───── EXERCISE DATA ─────
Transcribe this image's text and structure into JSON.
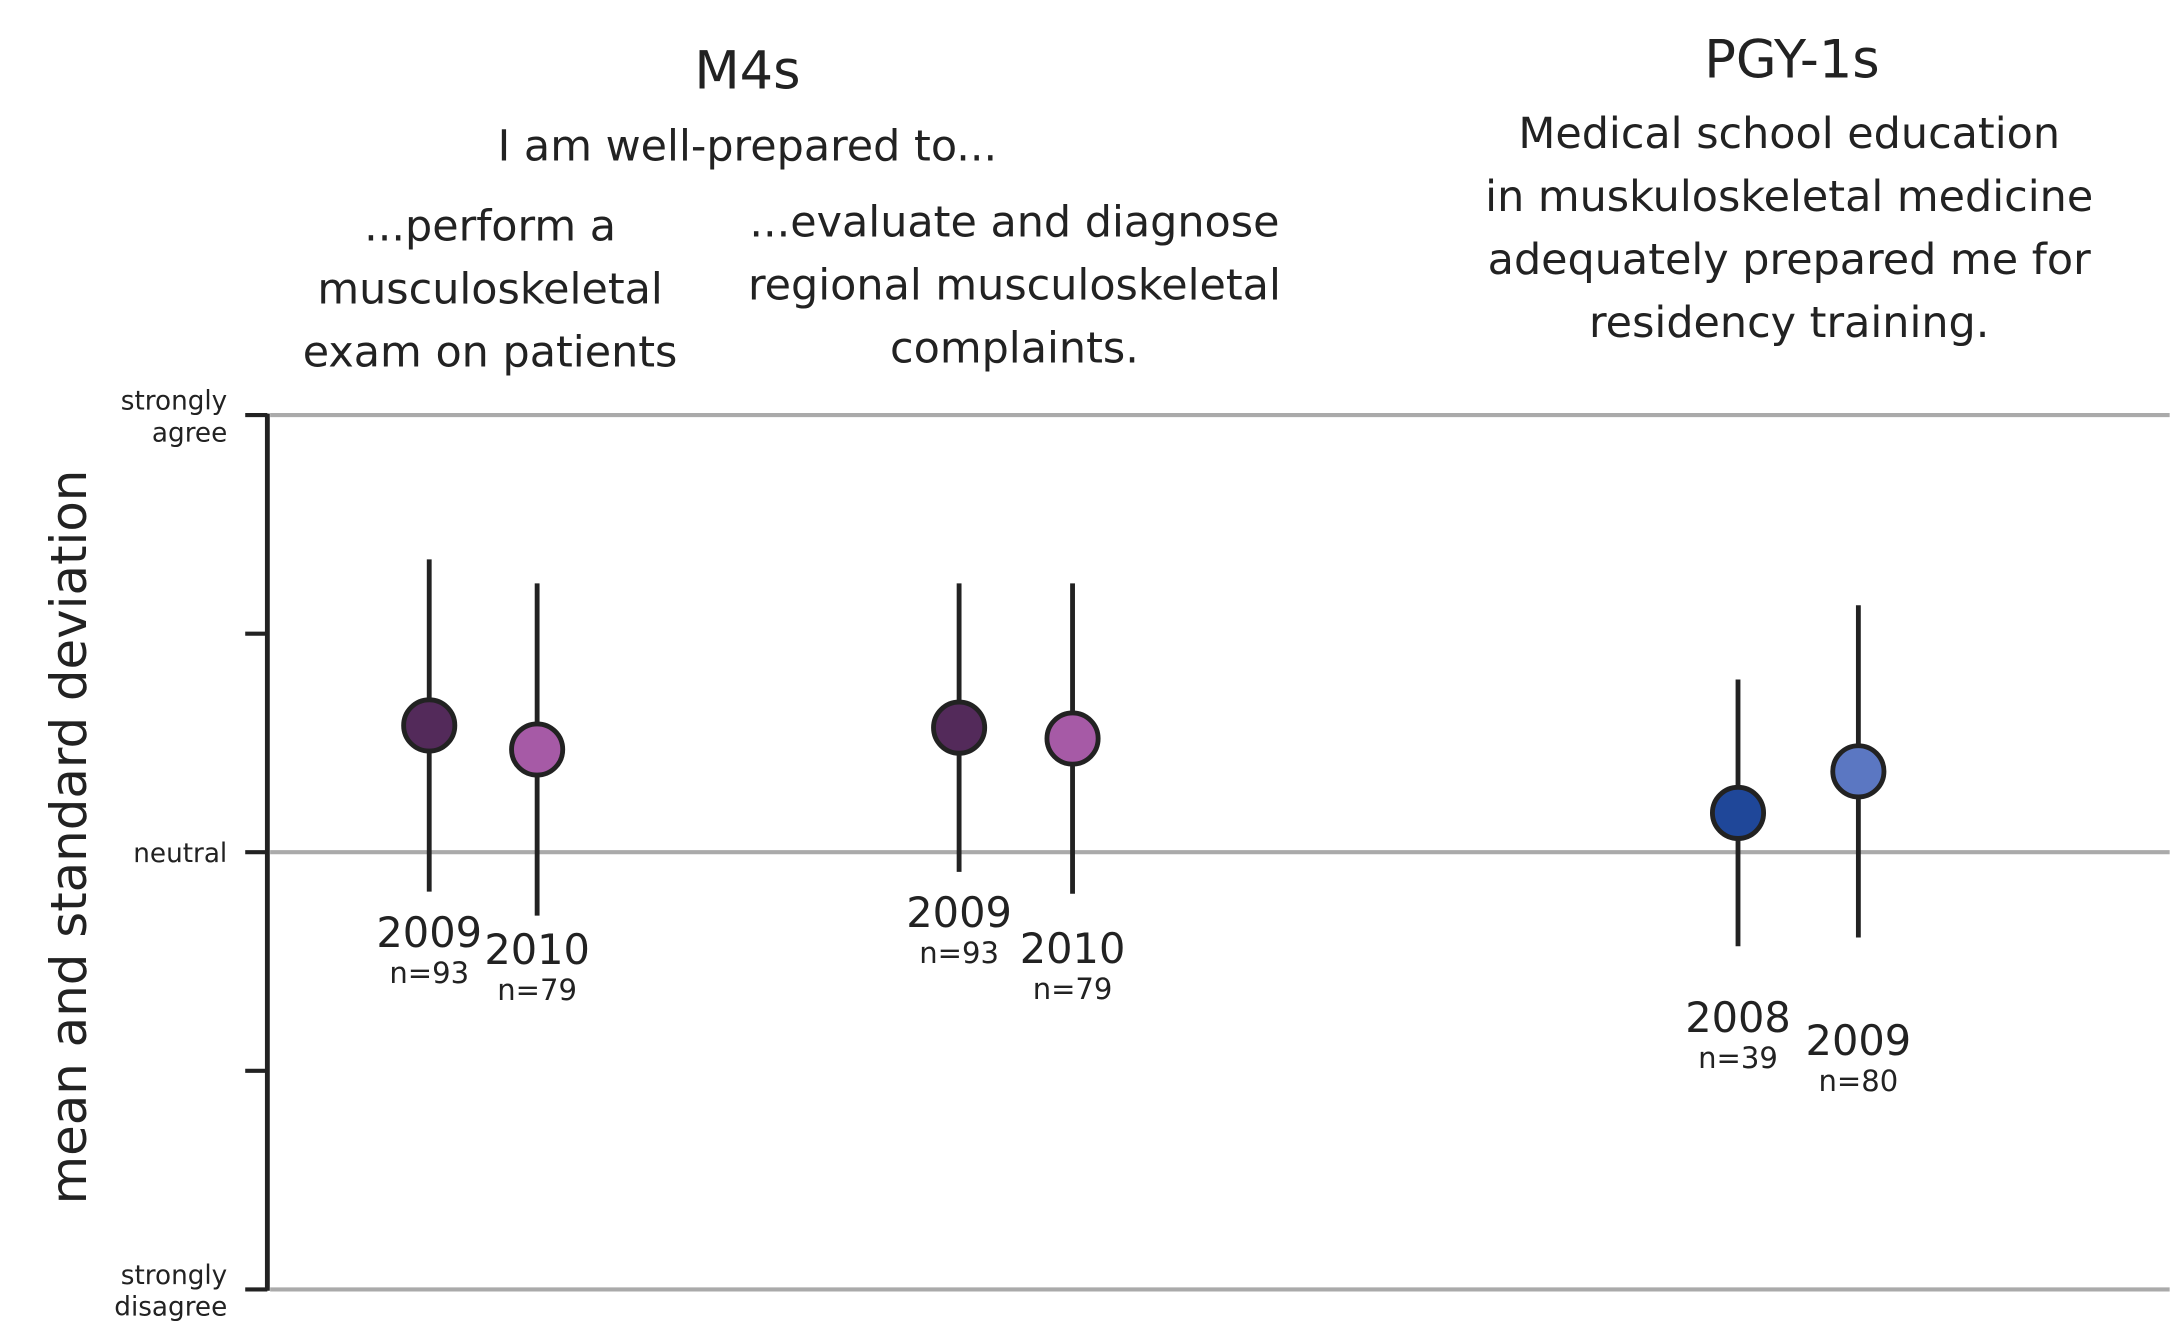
{
  "chart_data": {
    "type": "errorbar",
    "ylabel": "mean and standard deviation",
    "ylim": [
      1,
      5
    ],
    "yticks": [
      {
        "value": 1,
        "label": "strongly disagree"
      },
      2,
      {
        "value": 3,
        "label": "neutral"
      },
      4,
      {
        "value": 5,
        "label": "strongly agree"
      }
    ],
    "headers": [
      {
        "title": "M4s",
        "subtitle": "I am well-prepared to..."
      },
      {
        "title": "PGY-1s",
        "lines": [
          "Medical school education",
          "in muskuloskeletal medicine",
          "adequately prepared me for",
          "residency training."
        ]
      }
    ],
    "groups": [
      {
        "lines": [
          "...perform a",
          "musculoskeletal",
          "exam on patients"
        ],
        "points": [
          {
            "label": "2009",
            "n": "n=93",
            "value": 3.58,
            "sd": 0.76,
            "color": "#532a5a"
          },
          {
            "label": "2010",
            "n": "n=79",
            "value": 3.47,
            "sd": 0.76,
            "color": "#a65aa6"
          }
        ]
      },
      {
        "lines": [
          "...evaluate and diagnose",
          "regional musculoskeletal",
          "complaints."
        ],
        "points": [
          {
            "label": "2009",
            "n": "n=93",
            "value": 3.57,
            "sd": 0.66,
            "color": "#532a5a"
          },
          {
            "label": "2010",
            "n": "n=79",
            "value": 3.52,
            "sd": 0.71,
            "color": "#a65aa6"
          }
        ]
      },
      {
        "points": [
          {
            "label": "2008",
            "n": "n=39",
            "value": 3.18,
            "sd": 0.61,
            "color": "#1f4799"
          },
          {
            "label": "2009",
            "n": "n=80",
            "value": 3.37,
            "sd": 0.76,
            "color": "#5b77c2"
          }
        ]
      }
    ]
  }
}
─────
**YOUR TASK**: The reply should contain every line of the material exactly, and no images.

**ANSWER FOR THIS EXERCISE**:
Transcribe this image's text and structure into JSON.
{
  "chart_data": {
    "type": "errorbar",
    "ylabel": "mean and standard deviation",
    "ylim": [
      1,
      5
    ],
    "yticks": [
      {
        "value": 1,
        "label": "strongly disagree"
      },
      2,
      {
        "value": 3,
        "label": "neutral"
      },
      4,
      {
        "value": 5,
        "label": "strongly agree"
      }
    ],
    "headers": [
      {
        "title": "M4s",
        "subtitle": "I am well-prepared to..."
      },
      {
        "title": "PGY-1s",
        "lines": [
          "Medical school education",
          "in muskuloskeletal medicine",
          "adequately prepared me for",
          "residency training."
        ]
      }
    ],
    "groups": [
      {
        "lines": [
          "...perform a",
          "musculoskeletal",
          "exam on patients"
        ],
        "points": [
          {
            "label": "2009",
            "n": "n=93",
            "value": 3.58,
            "sd": 0.76,
            "color": "#532a5a"
          },
          {
            "label": "2010",
            "n": "n=79",
            "value": 3.47,
            "sd": 0.76,
            "color": "#a65aa6"
          }
        ]
      },
      {
        "lines": [
          "...evaluate and diagnose",
          "regional musculoskeletal",
          "complaints."
        ],
        "points": [
          {
            "label": "2009",
            "n": "n=93",
            "value": 3.57,
            "sd": 0.66,
            "color": "#532a5a"
          },
          {
            "label": "2010",
            "n": "n=79",
            "value": 3.52,
            "sd": 0.71,
            "color": "#a65aa6"
          }
        ]
      },
      {
        "points": [
          {
            "label": "2008",
            "n": "n=39",
            "value": 3.18,
            "sd": 0.61,
            "color": "#1f4799"
          },
          {
            "label": "2009",
            "n": "n=80",
            "value": 3.37,
            "sd": 0.76,
            "color": "#5b77c2"
          }
        ]
      }
    ]
  }
}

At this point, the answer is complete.